▶ **Figure collection entries**:
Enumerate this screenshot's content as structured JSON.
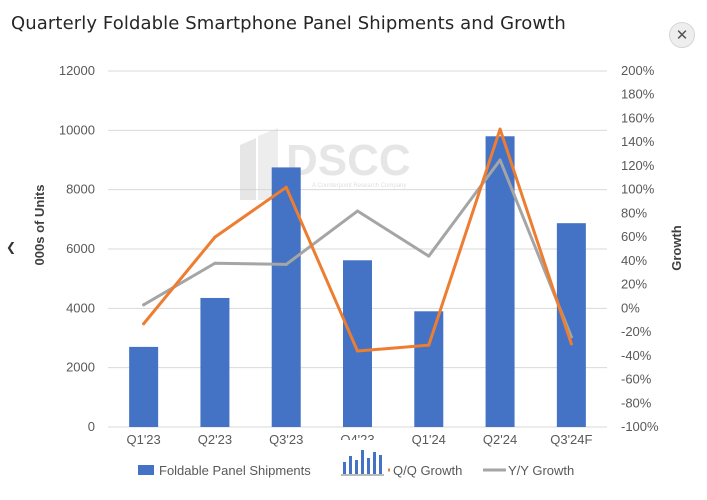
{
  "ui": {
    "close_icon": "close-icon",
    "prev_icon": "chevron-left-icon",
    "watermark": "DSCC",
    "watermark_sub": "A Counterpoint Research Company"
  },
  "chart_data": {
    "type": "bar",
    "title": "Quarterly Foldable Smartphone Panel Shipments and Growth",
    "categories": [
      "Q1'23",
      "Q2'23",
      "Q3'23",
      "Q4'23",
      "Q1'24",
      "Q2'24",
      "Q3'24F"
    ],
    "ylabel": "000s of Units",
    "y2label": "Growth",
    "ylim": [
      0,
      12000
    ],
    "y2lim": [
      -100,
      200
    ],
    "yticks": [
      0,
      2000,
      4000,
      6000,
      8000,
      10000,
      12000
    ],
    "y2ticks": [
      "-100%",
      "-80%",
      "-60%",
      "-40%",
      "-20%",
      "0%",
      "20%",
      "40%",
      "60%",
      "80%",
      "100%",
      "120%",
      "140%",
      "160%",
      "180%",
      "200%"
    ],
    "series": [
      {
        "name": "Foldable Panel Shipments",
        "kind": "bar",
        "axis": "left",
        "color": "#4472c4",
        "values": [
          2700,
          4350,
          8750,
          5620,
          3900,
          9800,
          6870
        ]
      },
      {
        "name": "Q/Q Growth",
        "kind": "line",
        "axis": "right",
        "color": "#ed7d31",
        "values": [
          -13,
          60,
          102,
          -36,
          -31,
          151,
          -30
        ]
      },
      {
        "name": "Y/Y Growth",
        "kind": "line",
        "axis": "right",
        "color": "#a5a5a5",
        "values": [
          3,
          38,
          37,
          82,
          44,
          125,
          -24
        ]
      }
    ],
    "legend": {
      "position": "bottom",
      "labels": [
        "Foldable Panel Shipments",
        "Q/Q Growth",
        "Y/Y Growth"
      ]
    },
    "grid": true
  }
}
==
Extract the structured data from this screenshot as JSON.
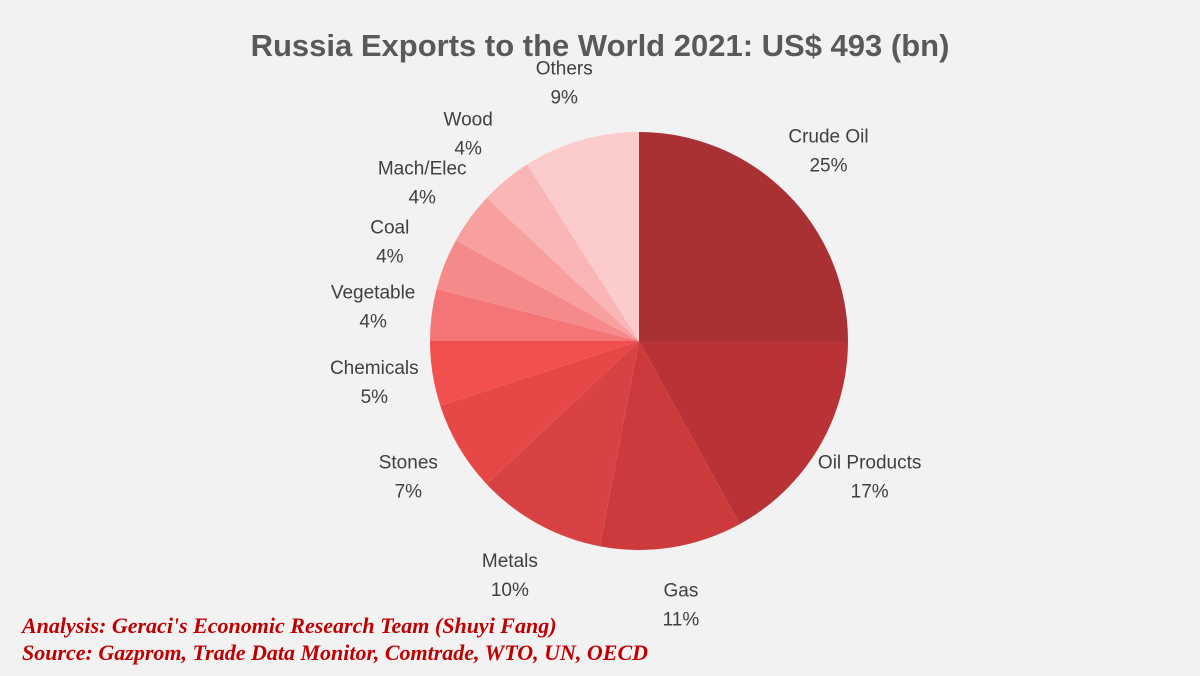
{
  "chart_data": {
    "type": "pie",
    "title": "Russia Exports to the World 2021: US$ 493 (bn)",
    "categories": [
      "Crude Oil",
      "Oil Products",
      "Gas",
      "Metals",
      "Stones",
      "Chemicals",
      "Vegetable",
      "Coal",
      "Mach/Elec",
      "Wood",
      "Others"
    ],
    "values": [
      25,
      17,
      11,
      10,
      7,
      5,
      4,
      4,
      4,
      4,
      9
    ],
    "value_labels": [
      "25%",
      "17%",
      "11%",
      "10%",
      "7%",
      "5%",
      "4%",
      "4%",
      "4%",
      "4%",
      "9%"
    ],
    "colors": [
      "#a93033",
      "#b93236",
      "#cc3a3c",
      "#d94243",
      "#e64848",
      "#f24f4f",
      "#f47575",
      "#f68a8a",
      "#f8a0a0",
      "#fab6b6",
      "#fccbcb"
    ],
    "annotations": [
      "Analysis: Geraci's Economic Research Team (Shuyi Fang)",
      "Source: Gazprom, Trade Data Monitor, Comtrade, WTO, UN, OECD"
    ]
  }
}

▶ **INSTRUCTIONS FOR THE TASK**: The word "JSON" appears in how many lines of the data? Answer with only the number.

▶ **REPLY TO THE EXERCISE**: 2